Data tied to figure images
··········
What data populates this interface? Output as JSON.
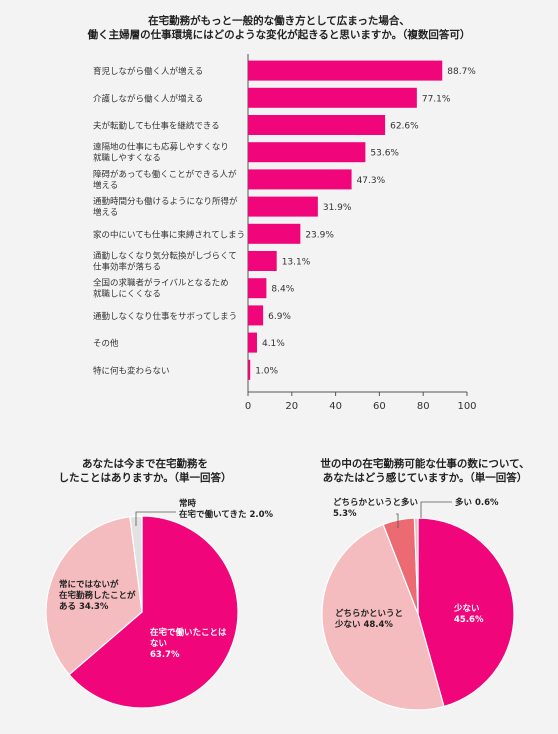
{
  "colors": {
    "magenta": "#f0057a",
    "pink": "#f4bcbf",
    "coral": "#ec6a72",
    "gray": "#e2e2e2",
    "background": "#f3f3f3"
  },
  "bar_chart_title": {
    "line1": "在宅勤務がもっと一般的な働き方として広まった場合、",
    "line2": "働く主婦層の仕事環境にはどのような変化が起きると思いますか。（複数回答可）"
  },
  "pie1_title": {
    "line1": "あなたは今まで在宅勤務を",
    "line2": "したことはありますか。（単一回答）"
  },
  "pie2_title": {
    "line1": "世の中の在宅勤務可能な仕事の数について、",
    "line2": "あなたはどう感じていますか。（単一回答）"
  },
  "chart_data": [
    {
      "type": "bar",
      "orientation": "horizontal",
      "categories": [
        [
          "育児しながら働く人が増える"
        ],
        [
          "介護しながら働く人が増える"
        ],
        [
          "夫が転勤しても仕事を継続できる"
        ],
        [
          "遠隔地の仕事にも応募しやすくなり",
          "就職しやすくなる"
        ],
        [
          "障碍があっても働くことができる人が",
          "増える"
        ],
        [
          "通勤時間分も働けるようになり所得が",
          "増える"
        ],
        [
          "家の中にいても仕事に束縛されてしまう"
        ],
        [
          "通勤しなくなり気分転換がしづらくて",
          "仕事効率が落ちる"
        ],
        [
          "全国の求職者がライバルとなるため",
          "就職しにくくなる"
        ],
        [
          "通勤しなくなり仕事をサボってしまう"
        ],
        [
          "その他"
        ],
        [
          "特に何も変わらない"
        ]
      ],
      "values": [
        88.7,
        77.1,
        62.6,
        53.6,
        47.3,
        31.9,
        23.9,
        13.1,
        8.4,
        6.9,
        4.1,
        1.0
      ],
      "value_labels": [
        "88.7%",
        "77.1%",
        "62.6%",
        "53.6%",
        "47.3%",
        "31.9%",
        "23.9%",
        "13.1%",
        "8.4%",
        "6.9%",
        "4.1%",
        "1.0%"
      ],
      "xlim": [
        0,
        100
      ],
      "xticks": [
        0,
        20,
        40,
        60,
        80,
        100
      ],
      "color": "#f0057a"
    },
    {
      "type": "pie",
      "slices": [
        {
          "label_lines": [
            "在宅で働いたことは",
            "ない",
            "63.7%"
          ],
          "value": 63.7,
          "color": "#f0057a"
        },
        {
          "label_lines": [
            "常にではないが",
            "在宅勤務したことが",
            "ある 34.3%"
          ],
          "value": 34.3,
          "color": "#f4bcbf"
        },
        {
          "label_lines": [
            "常時",
            "在宅で働いてきた 2.0%"
          ],
          "value": 2.0,
          "color": "#e2e2e2"
        }
      ]
    },
    {
      "type": "pie",
      "slices": [
        {
          "label_lines": [
            "少ない",
            "45.6%"
          ],
          "value": 45.6,
          "color": "#f0057a"
        },
        {
          "label_lines": [
            "どちらかというと",
            "少ない 48.4%"
          ],
          "value": 48.4,
          "color": "#f4bcbf"
        },
        {
          "label_lines": [
            "どちらかというと多い",
            "5.3%"
          ],
          "value": 5.3,
          "color": "#ec6a72"
        },
        {
          "label_lines": [
            "多い 0.6%"
          ],
          "value": 0.6,
          "color": "#f4bcbf"
        }
      ]
    }
  ]
}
··········
__Stated goal__.
Reproduce all the entries that precede this task, word for word, minus any pictures.

__Answer to this problem__.
What data populates this interface? Output as JSON.
{
  "colors": {
    "magenta": "#f0057a",
    "pink": "#f4bcbf",
    "coral": "#ec6a72",
    "gray": "#e2e2e2",
    "background": "#f3f3f3"
  },
  "bar_chart_title": {
    "line1": "在宅勤務がもっと一般的な働き方として広まった場合、",
    "line2": "働く主婦層の仕事環境にはどのような変化が起きると思いますか。（複数回答可）"
  },
  "pie1_title": {
    "line1": "あなたは今まで在宅勤務を",
    "line2": "したことはありますか。（単一回答）"
  },
  "pie2_title": {
    "line1": "世の中の在宅勤務可能な仕事の数について、",
    "line2": "あなたはどう感じていますか。（単一回答）"
  },
  "chart_data": [
    {
      "type": "bar",
      "orientation": "horizontal",
      "categories": [
        [
          "育児しながら働く人が増える"
        ],
        [
          "介護しながら働く人が増える"
        ],
        [
          "夫が転勤しても仕事を継続できる"
        ],
        [
          "遠隔地の仕事にも応募しやすくなり",
          "就職しやすくなる"
        ],
        [
          "障碍があっても働くことができる人が",
          "増える"
        ],
        [
          "通勤時間分も働けるようになり所得が",
          "増える"
        ],
        [
          "家の中にいても仕事に束縛されてしまう"
        ],
        [
          "通勤しなくなり気分転換がしづらくて",
          "仕事効率が落ちる"
        ],
        [
          "全国の求職者がライバルとなるため",
          "就職しにくくなる"
        ],
        [
          "通勤しなくなり仕事をサボってしまう"
        ],
        [
          "その他"
        ],
        [
          "特に何も変わらない"
        ]
      ],
      "values": [
        88.7,
        77.1,
        62.6,
        53.6,
        47.3,
        31.9,
        23.9,
        13.1,
        8.4,
        6.9,
        4.1,
        1.0
      ],
      "value_labels": [
        "88.7%",
        "77.1%",
        "62.6%",
        "53.6%",
        "47.3%",
        "31.9%",
        "23.9%",
        "13.1%",
        "8.4%",
        "6.9%",
        "4.1%",
        "1.0%"
      ],
      "xlim": [
        0,
        100
      ],
      "xticks": [
        0,
        20,
        40,
        60,
        80,
        100
      ],
      "color": "#f0057a"
    },
    {
      "type": "pie",
      "slices": [
        {
          "label_lines": [
            "在宅で働いたことは",
            "ない",
            "63.7%"
          ],
          "value": 63.7,
          "color": "#f0057a"
        },
        {
          "label_lines": [
            "常にではないが",
            "在宅勤務したことが",
            "ある 34.3%"
          ],
          "value": 34.3,
          "color": "#f4bcbf"
        },
        {
          "label_lines": [
            "常時",
            "在宅で働いてきた 2.0%"
          ],
          "value": 2.0,
          "color": "#e2e2e2"
        }
      ]
    },
    {
      "type": "pie",
      "slices": [
        {
          "label_lines": [
            "少ない",
            "45.6%"
          ],
          "value": 45.6,
          "color": "#f0057a"
        },
        {
          "label_lines": [
            "どちらかというと",
            "少ない 48.4%"
          ],
          "value": 48.4,
          "color": "#f4bcbf"
        },
        {
          "label_lines": [
            "どちらかというと多い",
            "5.3%"
          ],
          "value": 5.3,
          "color": "#ec6a72"
        },
        {
          "label_lines": [
            "多い 0.6%"
          ],
          "value": 0.6,
          "color": "#f4bcbf"
        }
      ]
    }
  ]
}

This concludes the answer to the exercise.